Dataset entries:
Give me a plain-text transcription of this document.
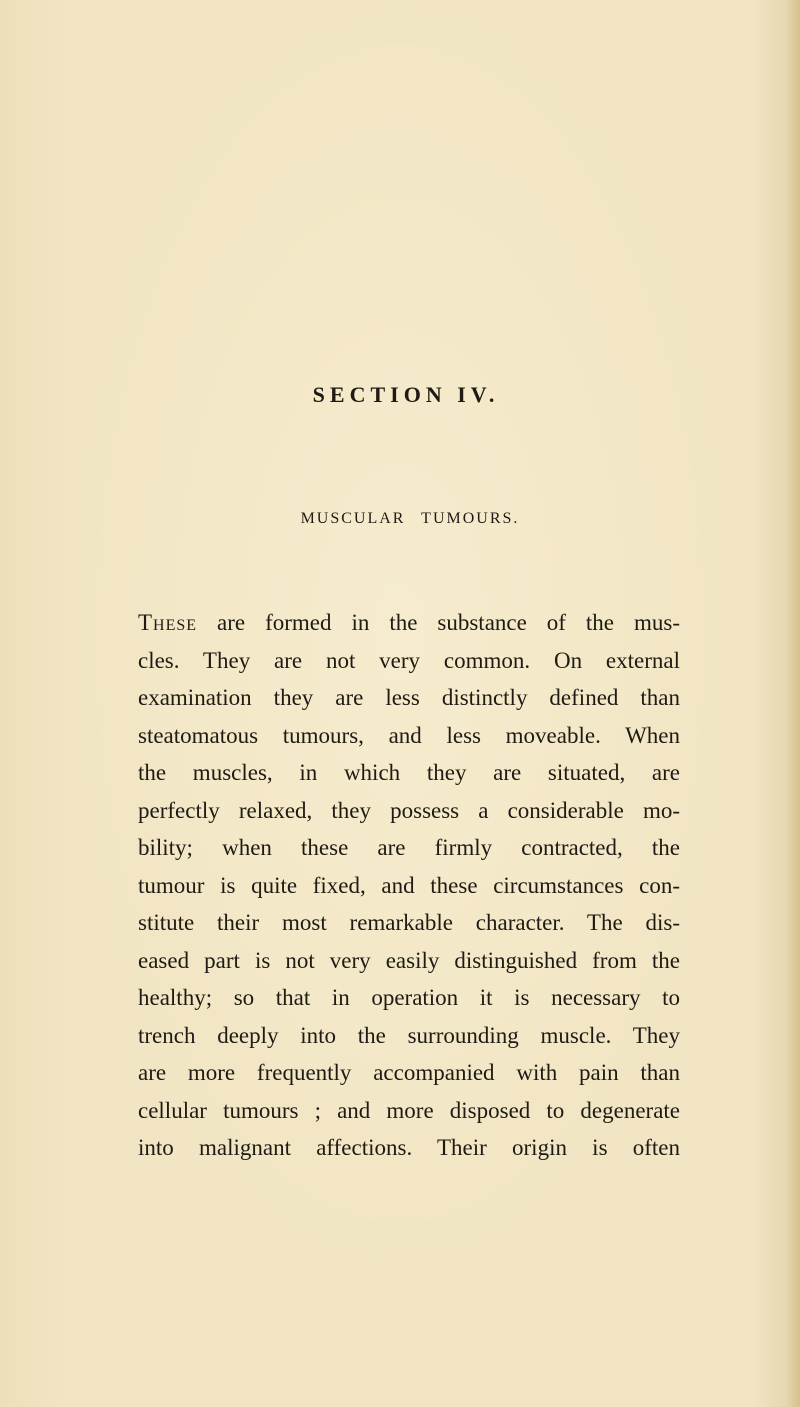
SECTION IV.
MUSCULAR TUMOURS.
These are formed in the substance of the mus-
cles. They are not very common. On external
examination they are less distinctly defined than
steatomatous tumours, and less moveable. When
the muscles, in which they are situated, are
perfectly relaxed, they possess a considerable mo-
bility; when these are firmly contracted, the
tumour is quite fixed, and these circumstances con-
stitute their most remarkable character. The dis-
eased part is not very easily distinguished from the
healthy; so that in operation it is necessary to
trench deeply into the surrounding muscle. They
are more frequently accompanied with pain than
cellular tumours ; and more disposed to degenerate
into malignant affections. Their origin is often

→ **Directive**
Every entry above should be duplicated exactly. Do not include the images.

→ **Task solution**
Give me a plain-text transcription of this document.
SECTION IV.
MUSCULAR TUMOURS.
These are formed in the substance of the mus-
cles. They are not very common. On external
examination they are less distinctly defined than
steatomatous tumours, and less moveable. When
the muscles, in which they are situated, are
perfectly relaxed, they possess a considerable mo-
bility; when these are firmly contracted, the
tumour is quite fixed, and these circumstances con-
stitute their most remarkable character. The dis-
eased part is not very easily distinguished from the
healthy; so that in operation it is necessary to
trench deeply into the surrounding muscle. They
are more frequently accompanied with pain than
cellular tumours ; and more disposed to degenerate
into malignant affections. Their origin is often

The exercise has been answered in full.